## [Exercise]
Output all entries verbatim. Skip pictures.

(Some records)
** Start **

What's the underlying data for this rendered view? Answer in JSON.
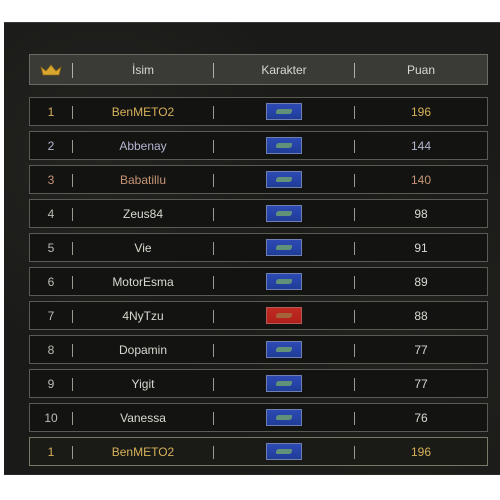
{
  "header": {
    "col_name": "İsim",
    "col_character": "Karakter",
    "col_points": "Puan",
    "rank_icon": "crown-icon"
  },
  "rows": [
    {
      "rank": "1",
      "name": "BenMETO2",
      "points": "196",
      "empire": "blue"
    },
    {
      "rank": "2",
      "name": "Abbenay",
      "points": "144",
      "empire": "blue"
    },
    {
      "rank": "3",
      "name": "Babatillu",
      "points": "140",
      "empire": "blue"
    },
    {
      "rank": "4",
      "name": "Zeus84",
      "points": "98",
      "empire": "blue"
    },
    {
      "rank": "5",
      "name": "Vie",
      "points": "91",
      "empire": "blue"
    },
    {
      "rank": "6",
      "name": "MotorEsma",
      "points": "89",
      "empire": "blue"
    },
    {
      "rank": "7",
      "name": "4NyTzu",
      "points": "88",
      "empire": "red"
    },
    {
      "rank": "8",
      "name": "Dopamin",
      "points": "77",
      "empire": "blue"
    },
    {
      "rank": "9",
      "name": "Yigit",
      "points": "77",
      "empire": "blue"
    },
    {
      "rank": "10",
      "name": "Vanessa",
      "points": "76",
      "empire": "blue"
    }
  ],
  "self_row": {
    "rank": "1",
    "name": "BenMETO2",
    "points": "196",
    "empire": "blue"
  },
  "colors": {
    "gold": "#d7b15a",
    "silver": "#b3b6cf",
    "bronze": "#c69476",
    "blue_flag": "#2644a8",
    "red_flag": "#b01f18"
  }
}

** End **

## [Result of this exercise]
What's the underlying data for this rendered view? Answer in JSON.
{
  "header": {
    "col_name": "İsim",
    "col_character": "Karakter",
    "col_points": "Puan",
    "rank_icon": "crown-icon"
  },
  "rows": [
    {
      "rank": "1",
      "name": "BenMETO2",
      "points": "196",
      "empire": "blue"
    },
    {
      "rank": "2",
      "name": "Abbenay",
      "points": "144",
      "empire": "blue"
    },
    {
      "rank": "3",
      "name": "Babatillu",
      "points": "140",
      "empire": "blue"
    },
    {
      "rank": "4",
      "name": "Zeus84",
      "points": "98",
      "empire": "blue"
    },
    {
      "rank": "5",
      "name": "Vie",
      "points": "91",
      "empire": "blue"
    },
    {
      "rank": "6",
      "name": "MotorEsma",
      "points": "89",
      "empire": "blue"
    },
    {
      "rank": "7",
      "name": "4NyTzu",
      "points": "88",
      "empire": "red"
    },
    {
      "rank": "8",
      "name": "Dopamin",
      "points": "77",
      "empire": "blue"
    },
    {
      "rank": "9",
      "name": "Yigit",
      "points": "77",
      "empire": "blue"
    },
    {
      "rank": "10",
      "name": "Vanessa",
      "points": "76",
      "empire": "blue"
    }
  ],
  "self_row": {
    "rank": "1",
    "name": "BenMETO2",
    "points": "196",
    "empire": "blue"
  },
  "colors": {
    "gold": "#d7b15a",
    "silver": "#b3b6cf",
    "bronze": "#c69476",
    "blue_flag": "#2644a8",
    "red_flag": "#b01f18"
  }
}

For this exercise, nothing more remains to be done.